BEGIN THE RECORDS
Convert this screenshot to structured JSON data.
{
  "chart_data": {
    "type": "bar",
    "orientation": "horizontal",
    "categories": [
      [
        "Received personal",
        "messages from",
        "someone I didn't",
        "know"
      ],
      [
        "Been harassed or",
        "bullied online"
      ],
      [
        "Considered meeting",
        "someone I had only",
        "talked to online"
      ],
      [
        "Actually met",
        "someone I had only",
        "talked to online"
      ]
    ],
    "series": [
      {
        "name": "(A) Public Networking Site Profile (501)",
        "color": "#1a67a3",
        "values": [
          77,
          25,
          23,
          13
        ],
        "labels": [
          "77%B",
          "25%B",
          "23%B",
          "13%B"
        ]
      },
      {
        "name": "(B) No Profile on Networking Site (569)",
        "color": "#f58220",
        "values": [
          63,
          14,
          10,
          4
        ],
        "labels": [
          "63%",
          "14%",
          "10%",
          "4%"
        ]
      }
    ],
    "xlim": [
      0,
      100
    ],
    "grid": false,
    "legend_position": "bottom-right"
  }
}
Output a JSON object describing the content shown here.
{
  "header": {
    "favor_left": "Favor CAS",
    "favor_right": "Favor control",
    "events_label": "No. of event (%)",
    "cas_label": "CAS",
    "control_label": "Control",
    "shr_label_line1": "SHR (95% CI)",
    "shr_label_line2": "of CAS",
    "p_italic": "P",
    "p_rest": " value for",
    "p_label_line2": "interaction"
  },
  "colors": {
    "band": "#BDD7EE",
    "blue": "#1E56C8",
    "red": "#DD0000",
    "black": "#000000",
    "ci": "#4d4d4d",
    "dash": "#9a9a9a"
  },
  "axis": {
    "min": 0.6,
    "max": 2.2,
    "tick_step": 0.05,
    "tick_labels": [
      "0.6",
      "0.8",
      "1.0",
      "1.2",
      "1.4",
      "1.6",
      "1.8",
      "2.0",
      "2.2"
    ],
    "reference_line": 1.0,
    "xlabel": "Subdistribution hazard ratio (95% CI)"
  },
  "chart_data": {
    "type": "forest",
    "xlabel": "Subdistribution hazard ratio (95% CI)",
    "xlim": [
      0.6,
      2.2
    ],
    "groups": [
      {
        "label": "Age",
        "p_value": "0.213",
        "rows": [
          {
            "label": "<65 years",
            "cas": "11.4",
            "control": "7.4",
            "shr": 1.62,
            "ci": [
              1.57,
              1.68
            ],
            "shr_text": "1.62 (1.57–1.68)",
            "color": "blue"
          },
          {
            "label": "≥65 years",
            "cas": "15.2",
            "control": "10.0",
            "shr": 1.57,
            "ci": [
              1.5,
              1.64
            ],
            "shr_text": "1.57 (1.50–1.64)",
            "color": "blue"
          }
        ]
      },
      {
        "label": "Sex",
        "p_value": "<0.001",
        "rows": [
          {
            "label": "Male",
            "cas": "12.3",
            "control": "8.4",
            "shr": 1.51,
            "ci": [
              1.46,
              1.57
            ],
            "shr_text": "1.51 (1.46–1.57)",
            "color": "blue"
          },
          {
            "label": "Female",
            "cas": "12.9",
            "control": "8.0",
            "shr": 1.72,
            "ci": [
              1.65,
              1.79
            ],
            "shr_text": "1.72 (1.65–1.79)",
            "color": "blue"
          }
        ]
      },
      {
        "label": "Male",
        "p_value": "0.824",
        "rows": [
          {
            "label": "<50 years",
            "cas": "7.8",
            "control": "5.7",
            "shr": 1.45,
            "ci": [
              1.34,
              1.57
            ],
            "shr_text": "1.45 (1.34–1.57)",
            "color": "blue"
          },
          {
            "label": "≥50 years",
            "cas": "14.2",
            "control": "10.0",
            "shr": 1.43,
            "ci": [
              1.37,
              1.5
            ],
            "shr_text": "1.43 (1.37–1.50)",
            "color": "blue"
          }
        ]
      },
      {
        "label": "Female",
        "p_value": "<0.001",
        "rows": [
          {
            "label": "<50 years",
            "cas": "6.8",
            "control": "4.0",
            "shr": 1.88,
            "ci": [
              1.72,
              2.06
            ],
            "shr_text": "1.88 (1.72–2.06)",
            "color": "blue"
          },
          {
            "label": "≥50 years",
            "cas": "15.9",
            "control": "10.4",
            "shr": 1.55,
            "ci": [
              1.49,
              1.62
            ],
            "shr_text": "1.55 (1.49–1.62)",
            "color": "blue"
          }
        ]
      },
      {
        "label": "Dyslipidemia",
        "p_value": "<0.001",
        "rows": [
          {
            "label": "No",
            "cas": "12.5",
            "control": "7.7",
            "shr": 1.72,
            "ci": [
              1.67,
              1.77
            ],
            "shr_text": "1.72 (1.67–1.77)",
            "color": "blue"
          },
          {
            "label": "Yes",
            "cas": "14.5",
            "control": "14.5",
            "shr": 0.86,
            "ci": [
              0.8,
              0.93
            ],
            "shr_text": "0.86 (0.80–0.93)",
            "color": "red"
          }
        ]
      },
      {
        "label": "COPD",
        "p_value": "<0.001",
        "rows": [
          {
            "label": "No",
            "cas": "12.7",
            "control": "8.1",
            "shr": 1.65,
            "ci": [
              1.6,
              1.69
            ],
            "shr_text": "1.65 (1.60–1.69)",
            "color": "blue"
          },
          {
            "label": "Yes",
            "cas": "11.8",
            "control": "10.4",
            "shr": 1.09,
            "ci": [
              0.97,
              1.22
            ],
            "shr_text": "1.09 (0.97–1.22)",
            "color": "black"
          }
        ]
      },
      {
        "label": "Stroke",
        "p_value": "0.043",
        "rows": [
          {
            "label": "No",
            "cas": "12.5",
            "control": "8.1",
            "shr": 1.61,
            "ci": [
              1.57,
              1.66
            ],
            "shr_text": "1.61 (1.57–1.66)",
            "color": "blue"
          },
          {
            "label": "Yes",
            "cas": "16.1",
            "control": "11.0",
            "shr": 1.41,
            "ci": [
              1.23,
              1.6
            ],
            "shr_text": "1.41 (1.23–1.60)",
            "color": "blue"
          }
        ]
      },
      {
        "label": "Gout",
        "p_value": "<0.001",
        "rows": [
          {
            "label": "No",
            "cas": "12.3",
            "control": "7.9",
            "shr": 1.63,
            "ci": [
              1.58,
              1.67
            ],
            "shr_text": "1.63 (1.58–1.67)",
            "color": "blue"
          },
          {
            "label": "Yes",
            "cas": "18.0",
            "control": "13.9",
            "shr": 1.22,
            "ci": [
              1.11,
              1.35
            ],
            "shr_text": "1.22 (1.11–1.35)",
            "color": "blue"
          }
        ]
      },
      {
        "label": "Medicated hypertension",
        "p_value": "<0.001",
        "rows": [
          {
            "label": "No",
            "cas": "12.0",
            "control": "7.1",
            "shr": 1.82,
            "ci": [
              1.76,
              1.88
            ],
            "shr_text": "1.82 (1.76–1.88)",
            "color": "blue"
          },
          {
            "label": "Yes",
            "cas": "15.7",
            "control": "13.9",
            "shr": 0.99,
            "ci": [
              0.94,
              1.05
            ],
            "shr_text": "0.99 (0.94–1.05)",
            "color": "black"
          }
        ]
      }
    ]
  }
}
END THE RECORDS
● **INSTRUCTION**: Give the material above again, word for word.

● **FINISHED ANSWER**:
Convert this screenshot to structured JSON data.
{
  "chart_data": {
    "type": "bar",
    "orientation": "horizontal",
    "categories": [
      [
        "Received personal",
        "messages from",
        "someone I didn't",
        "know"
      ],
      [
        "Been harassed or",
        "bullied online"
      ],
      [
        "Considered meeting",
        "someone I had only",
        "talked to online"
      ],
      [
        "Actually met",
        "someone I had only",
        "talked to online"
      ]
    ],
    "series": [
      {
        "name": "(A) Public Networking Site Profile (501)",
        "color": "#1a67a3",
        "values": [
          77,
          25,
          23,
          13
        ],
        "labels": [
          "77%B",
          "25%B",
          "23%B",
          "13%B"
        ]
      },
      {
        "name": "(B) No Profile on Networking Site (569)",
        "color": "#f58220",
        "values": [
          63,
          14,
          10,
          4
        ],
        "labels": [
          "63%",
          "14%",
          "10%",
          "4%"
        ]
      }
    ],
    "xlim": [
      0,
      100
    ],
    "grid": false,
    "legend_position": "bottom-right"
  }
}
Output a JSON object describing the content shown here.
{
  "header": {
    "favor_left": "Favor CAS",
    "favor_right": "Favor control",
    "events_label": "No. of event (%)",
    "cas_label": "CAS",
    "control_label": "Control",
    "shr_label_line1": "SHR (95% CI)",
    "shr_label_line2": "of CAS",
    "p_italic": "P",
    "p_rest": " value for",
    "p_label_line2": "interaction"
  },
  "colors": {
    "band": "#BDD7EE",
    "blue": "#1E56C8",
    "red": "#DD0000",
    "black": "#000000",
    "ci": "#4d4d4d",
    "dash": "#9a9a9a"
  },
  "axis": {
    "min": 0.6,
    "max": 2.2,
    "tick_step": 0.05,
    "tick_labels": [
      "0.6",
      "0.8",
      "1.0",
      "1.2",
      "1.4",
      "1.6",
      "1.8",
      "2.0",
      "2.2"
    ],
    "reference_line": 1.0,
    "xlabel": "Subdistribution hazard ratio (95% CI)"
  },
  "chart_data": {
    "type": "forest",
    "xlabel": "Subdistribution hazard ratio (95% CI)",
    "xlim": [
      0.6,
      2.2
    ],
    "groups": [
      {
        "label": "Age",
        "p_value": "0.213",
        "rows": [
          {
            "label": "<65 years",
            "cas": "11.4",
            "control": "7.4",
            "shr": 1.62,
            "ci": [
              1.57,
              1.68
            ],
            "shr_text": "1.62 (1.57–1.68)",
            "color": "blue"
          },
          {
            "label": "≥65 years",
            "cas": "15.2",
            "control": "10.0",
            "shr": 1.57,
            "ci": [
              1.5,
              1.64
            ],
            "shr_text": "1.57 (1.50–1.64)",
            "color": "blue"
          }
        ]
      },
      {
        "label": "Sex",
        "p_value": "<0.001",
        "rows": [
          {
            "label": "Male",
            "cas": "12.3",
            "control": "8.4",
            "shr": 1.51,
            "ci": [
              1.46,
              1.57
            ],
            "shr_text": "1.51 (1.46–1.57)",
            "color": "blue"
          },
          {
            "label": "Female",
            "cas": "12.9",
            "control": "8.0",
            "shr": 1.72,
            "ci": [
              1.65,
              1.79
            ],
            "shr_text": "1.72 (1.65–1.79)",
            "color": "blue"
          }
        ]
      },
      {
        "label": "Male",
        "p_value": "0.824",
        "rows": [
          {
            "label": "<50 years",
            "cas": "7.8",
            "control": "5.7",
            "shr": 1.45,
            "ci": [
              1.34,
              1.57
            ],
            "shr_text": "1.45 (1.34–1.57)",
            "color": "blue"
          },
          {
            "label": "≥50 years",
            "cas": "14.2",
            "control": "10.0",
            "shr": 1.43,
            "ci": [
              1.37,
              1.5
            ],
            "shr_text": "1.43 (1.37–1.50)",
            "color": "blue"
          }
        ]
      },
      {
        "label": "Female",
        "p_value": "<0.001",
        "rows": [
          {
            "label": "<50 years",
            "cas": "6.8",
            "control": "4.0",
            "shr": 1.88,
            "ci": [
              1.72,
              2.06
            ],
            "shr_text": "1.88 (1.72–2.06)",
            "color": "blue"
          },
          {
            "label": "≥50 years",
            "cas": "15.9",
            "control": "10.4",
            "shr": 1.55,
            "ci": [
              1.49,
              1.62
            ],
            "shr_text": "1.55 (1.49–1.62)",
            "color": "blue"
          }
        ]
      },
      {
        "label": "Dyslipidemia",
        "p_value": "<0.001",
        "rows": [
          {
            "label": "No",
            "cas": "12.5",
            "control": "7.7",
            "shr": 1.72,
            "ci": [
              1.67,
              1.77
            ],
            "shr_text": "1.72 (1.67–1.77)",
            "color": "blue"
          },
          {
            "label": "Yes",
            "cas": "14.5",
            "control": "14.5",
            "shr": 0.86,
            "ci": [
              0.8,
              0.93
            ],
            "shr_text": "0.86 (0.80–0.93)",
            "color": "red"
          }
        ]
      },
      {
        "label": "COPD",
        "p_value": "<0.001",
        "rows": [
          {
            "label": "No",
            "cas": "12.7",
            "control": "8.1",
            "shr": 1.65,
            "ci": [
              1.6,
              1.69
            ],
            "shr_text": "1.65 (1.60–1.69)",
            "color": "blue"
          },
          {
            "label": "Yes",
            "cas": "11.8",
            "control": "10.4",
            "shr": 1.09,
            "ci": [
              0.97,
              1.22
            ],
            "shr_text": "1.09 (0.97–1.22)",
            "color": "black"
          }
        ]
      },
      {
        "label": "Stroke",
        "p_value": "0.043",
        "rows": [
          {
            "label": "No",
            "cas": "12.5",
            "control": "8.1",
            "shr": 1.61,
            "ci": [
              1.57,
              1.66
            ],
            "shr_text": "1.61 (1.57–1.66)",
            "color": "blue"
          },
          {
            "label": "Yes",
            "cas": "16.1",
            "control": "11.0",
            "shr": 1.41,
            "ci": [
              1.23,
              1.6
            ],
            "shr_text": "1.41 (1.23–1.60)",
            "color": "blue"
          }
        ]
      },
      {
        "label": "Gout",
        "p_value": "<0.001",
        "rows": [
          {
            "label": "No",
            "cas": "12.3",
            "control": "7.9",
            "shr": 1.63,
            "ci": [
              1.58,
              1.67
            ],
            "shr_text": "1.63 (1.58–1.67)",
            "color": "blue"
          },
          {
            "label": "Yes",
            "cas": "18.0",
            "control": "13.9",
            "shr": 1.22,
            "ci": [
              1.11,
              1.35
            ],
            "shr_text": "1.22 (1.11–1.35)",
            "color": "blue"
          }
        ]
      },
      {
        "label": "Medicated hypertension",
        "p_value": "<0.001",
        "rows": [
          {
            "label": "No",
            "cas": "12.0",
            "control": "7.1",
            "shr": 1.82,
            "ci": [
              1.76,
              1.88
            ],
            "shr_text": "1.82 (1.76–1.88)",
            "color": "blue"
          },
          {
            "label": "Yes",
            "cas": "15.7",
            "control": "13.9",
            "shr": 0.99,
            "ci": [
              0.94,
              1.05
            ],
            "shr_text": "0.99 (0.94–1.05)",
            "color": "black"
          }
        ]
      }
    ]
  }
}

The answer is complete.